» **Work instructions**
Using the listing below, copy every line that mentions "Suprafață".

▽

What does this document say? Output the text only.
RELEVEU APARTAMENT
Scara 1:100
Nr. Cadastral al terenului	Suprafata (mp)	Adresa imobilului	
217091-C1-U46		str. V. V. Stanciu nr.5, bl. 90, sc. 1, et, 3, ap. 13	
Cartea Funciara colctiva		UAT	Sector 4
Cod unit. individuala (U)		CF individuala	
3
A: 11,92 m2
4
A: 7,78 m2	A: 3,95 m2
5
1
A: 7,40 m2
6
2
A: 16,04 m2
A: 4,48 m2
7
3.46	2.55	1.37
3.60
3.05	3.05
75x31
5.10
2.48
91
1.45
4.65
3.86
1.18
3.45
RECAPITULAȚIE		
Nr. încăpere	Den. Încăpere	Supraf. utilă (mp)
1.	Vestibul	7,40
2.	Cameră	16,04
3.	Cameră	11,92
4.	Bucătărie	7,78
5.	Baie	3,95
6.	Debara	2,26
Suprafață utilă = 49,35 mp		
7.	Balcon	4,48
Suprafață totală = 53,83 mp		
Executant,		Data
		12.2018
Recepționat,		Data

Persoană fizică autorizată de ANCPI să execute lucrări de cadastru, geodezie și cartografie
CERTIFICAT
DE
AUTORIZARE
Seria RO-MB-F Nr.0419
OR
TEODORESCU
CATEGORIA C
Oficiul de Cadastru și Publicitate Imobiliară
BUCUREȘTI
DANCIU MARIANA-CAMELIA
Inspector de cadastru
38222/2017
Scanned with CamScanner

△

» **Full output**
Suprafață utilă = 49,35 mp		
Suprafață totală = 53,83 mp		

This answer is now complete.